--- STATED GOAL ---
Every entry needs to be reproduced exactly.

(Records excerpted from a collection)
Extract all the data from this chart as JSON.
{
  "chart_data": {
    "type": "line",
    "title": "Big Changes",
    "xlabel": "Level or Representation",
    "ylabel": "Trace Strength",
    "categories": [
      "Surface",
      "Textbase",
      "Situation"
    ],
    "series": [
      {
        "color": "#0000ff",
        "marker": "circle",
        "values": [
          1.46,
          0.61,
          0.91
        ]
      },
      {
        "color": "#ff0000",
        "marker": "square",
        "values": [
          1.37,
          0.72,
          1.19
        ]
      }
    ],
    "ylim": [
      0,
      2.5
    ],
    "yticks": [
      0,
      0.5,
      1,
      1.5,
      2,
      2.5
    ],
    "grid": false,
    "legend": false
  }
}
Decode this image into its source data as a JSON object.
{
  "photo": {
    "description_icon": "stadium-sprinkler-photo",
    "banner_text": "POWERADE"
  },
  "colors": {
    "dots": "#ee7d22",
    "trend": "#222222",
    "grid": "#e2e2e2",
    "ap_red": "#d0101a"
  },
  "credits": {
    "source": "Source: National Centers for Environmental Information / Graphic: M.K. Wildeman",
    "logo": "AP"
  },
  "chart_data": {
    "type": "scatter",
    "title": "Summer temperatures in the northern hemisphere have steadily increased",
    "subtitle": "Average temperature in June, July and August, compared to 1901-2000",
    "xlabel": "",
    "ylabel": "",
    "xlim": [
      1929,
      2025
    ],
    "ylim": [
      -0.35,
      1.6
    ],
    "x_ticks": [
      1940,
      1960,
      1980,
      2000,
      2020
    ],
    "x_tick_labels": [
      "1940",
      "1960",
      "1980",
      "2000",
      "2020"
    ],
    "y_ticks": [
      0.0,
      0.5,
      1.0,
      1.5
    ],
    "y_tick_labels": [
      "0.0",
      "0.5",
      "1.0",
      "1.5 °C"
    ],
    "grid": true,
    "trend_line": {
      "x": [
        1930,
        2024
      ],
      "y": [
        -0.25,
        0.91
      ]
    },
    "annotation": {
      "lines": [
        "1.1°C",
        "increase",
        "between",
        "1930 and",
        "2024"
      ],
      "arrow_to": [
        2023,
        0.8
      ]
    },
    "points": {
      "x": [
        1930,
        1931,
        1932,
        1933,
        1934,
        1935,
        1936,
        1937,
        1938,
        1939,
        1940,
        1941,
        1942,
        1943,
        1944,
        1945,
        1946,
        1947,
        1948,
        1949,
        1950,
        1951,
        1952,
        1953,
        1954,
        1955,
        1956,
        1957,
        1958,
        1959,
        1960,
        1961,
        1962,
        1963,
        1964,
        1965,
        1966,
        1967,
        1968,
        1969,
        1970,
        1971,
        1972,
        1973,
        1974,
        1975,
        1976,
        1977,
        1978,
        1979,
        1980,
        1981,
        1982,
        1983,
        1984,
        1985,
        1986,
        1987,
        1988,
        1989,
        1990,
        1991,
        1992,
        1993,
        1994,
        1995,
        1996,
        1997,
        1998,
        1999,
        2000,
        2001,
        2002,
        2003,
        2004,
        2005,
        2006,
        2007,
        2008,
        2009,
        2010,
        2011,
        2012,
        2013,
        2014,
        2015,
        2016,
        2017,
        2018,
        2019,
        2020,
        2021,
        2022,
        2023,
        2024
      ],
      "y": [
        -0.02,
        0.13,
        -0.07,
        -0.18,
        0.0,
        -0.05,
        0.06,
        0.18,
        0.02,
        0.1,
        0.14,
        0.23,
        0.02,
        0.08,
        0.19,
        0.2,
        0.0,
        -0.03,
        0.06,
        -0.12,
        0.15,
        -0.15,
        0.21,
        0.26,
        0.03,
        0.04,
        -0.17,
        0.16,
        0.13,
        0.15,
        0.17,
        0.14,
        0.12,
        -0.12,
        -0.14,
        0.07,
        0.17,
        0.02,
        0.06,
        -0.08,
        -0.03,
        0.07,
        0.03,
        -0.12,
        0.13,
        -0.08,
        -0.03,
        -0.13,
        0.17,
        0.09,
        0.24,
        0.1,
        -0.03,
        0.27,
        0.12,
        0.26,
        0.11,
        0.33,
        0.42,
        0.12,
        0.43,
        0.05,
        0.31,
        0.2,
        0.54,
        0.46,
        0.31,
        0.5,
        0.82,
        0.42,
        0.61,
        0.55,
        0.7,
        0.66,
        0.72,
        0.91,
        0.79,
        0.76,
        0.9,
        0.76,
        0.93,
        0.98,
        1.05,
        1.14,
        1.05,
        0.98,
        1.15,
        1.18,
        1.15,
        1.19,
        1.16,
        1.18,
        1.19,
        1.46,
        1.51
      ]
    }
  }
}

--- EXERCISE RESULT ---
Extract all the data from this chart as JSON.
{
  "chart_data": {
    "type": "line",
    "title": "Big Changes",
    "xlabel": "Level or Representation",
    "ylabel": "Trace Strength",
    "categories": [
      "Surface",
      "Textbase",
      "Situation"
    ],
    "series": [
      {
        "color": "#0000ff",
        "marker": "circle",
        "values": [
          1.46,
          0.61,
          0.91
        ]
      },
      {
        "color": "#ff0000",
        "marker": "square",
        "values": [
          1.37,
          0.72,
          1.19
        ]
      }
    ],
    "ylim": [
      0,
      2.5
    ],
    "yticks": [
      0,
      0.5,
      1,
      1.5,
      2,
      2.5
    ],
    "grid": false,
    "legend": false
  }
}
Decode this image into its source data as a JSON object.
{
  "photo": {
    "description_icon": "stadium-sprinkler-photo",
    "banner_text": "POWERADE"
  },
  "colors": {
    "dots": "#ee7d22",
    "trend": "#222222",
    "grid": "#e2e2e2",
    "ap_red": "#d0101a"
  },
  "credits": {
    "source": "Source: National Centers for Environmental Information / Graphic: M.K. Wildeman",
    "logo": "AP"
  },
  "chart_data": {
    "type": "scatter",
    "title": "Summer temperatures in the northern hemisphere have steadily increased",
    "subtitle": "Average temperature in June, July and August, compared to 1901-2000",
    "xlabel": "",
    "ylabel": "",
    "xlim": [
      1929,
      2025
    ],
    "ylim": [
      -0.35,
      1.6
    ],
    "x_ticks": [
      1940,
      1960,
      1980,
      2000,
      2020
    ],
    "x_tick_labels": [
      "1940",
      "1960",
      "1980",
      "2000",
      "2020"
    ],
    "y_ticks": [
      0.0,
      0.5,
      1.0,
      1.5
    ],
    "y_tick_labels": [
      "0.0",
      "0.5",
      "1.0",
      "1.5 °C"
    ],
    "grid": true,
    "trend_line": {
      "x": [
        1930,
        2024
      ],
      "y": [
        -0.25,
        0.91
      ]
    },
    "annotation": {
      "lines": [
        "1.1°C",
        "increase",
        "between",
        "1930 and",
        "2024"
      ],
      "arrow_to": [
        2023,
        0.8
      ]
    },
    "points": {
      "x": [
        1930,
        1931,
        1932,
        1933,
        1934,
        1935,
        1936,
        1937,
        1938,
        1939,
        1940,
        1941,
        1942,
        1943,
        1944,
        1945,
        1946,
        1947,
        1948,
        1949,
        1950,
        1951,
        1952,
        1953,
        1954,
        1955,
        1956,
        1957,
        1958,
        1959,
        1960,
        1961,
        1962,
        1963,
        1964,
        1965,
        1966,
        1967,
        1968,
        1969,
        1970,
        1971,
        1972,
        1973,
        1974,
        1975,
        1976,
        1977,
        1978,
        1979,
        1980,
        1981,
        1982,
        1983,
        1984,
        1985,
        1986,
        1987,
        1988,
        1989,
        1990,
        1991,
        1992,
        1993,
        1994,
        1995,
        1996,
        1997,
        1998,
        1999,
        2000,
        2001,
        2002,
        2003,
        2004,
        2005,
        2006,
        2007,
        2008,
        2009,
        2010,
        2011,
        2012,
        2013,
        2014,
        2015,
        2016,
        2017,
        2018,
        2019,
        2020,
        2021,
        2022,
        2023,
        2024
      ],
      "y": [
        -0.02,
        0.13,
        -0.07,
        -0.18,
        0.0,
        -0.05,
        0.06,
        0.18,
        0.02,
        0.1,
        0.14,
        0.23,
        0.02,
        0.08,
        0.19,
        0.2,
        0.0,
        -0.03,
        0.06,
        -0.12,
        0.15,
        -0.15,
        0.21,
        0.26,
        0.03,
        0.04,
        -0.17,
        0.16,
        0.13,
        0.15,
        0.17,
        0.14,
        0.12,
        -0.12,
        -0.14,
        0.07,
        0.17,
        0.02,
        0.06,
        -0.08,
        -0.03,
        0.07,
        0.03,
        -0.12,
        0.13,
        -0.08,
        -0.03,
        -0.13,
        0.17,
        0.09,
        0.24,
        0.1,
        -0.03,
        0.27,
        0.12,
        0.26,
        0.11,
        0.33,
        0.42,
        0.12,
        0.43,
        0.05,
        0.31,
        0.2,
        0.54,
        0.46,
        0.31,
        0.5,
        0.82,
        0.42,
        0.61,
        0.55,
        0.7,
        0.66,
        0.72,
        0.91,
        0.79,
        0.76,
        0.9,
        0.76,
        0.93,
        0.98,
        1.05,
        1.14,
        1.05,
        0.98,
        1.15,
        1.18,
        1.15,
        1.19,
        1.16,
        1.18,
        1.19,
        1.46,
        1.51
      ]
    }
  }
}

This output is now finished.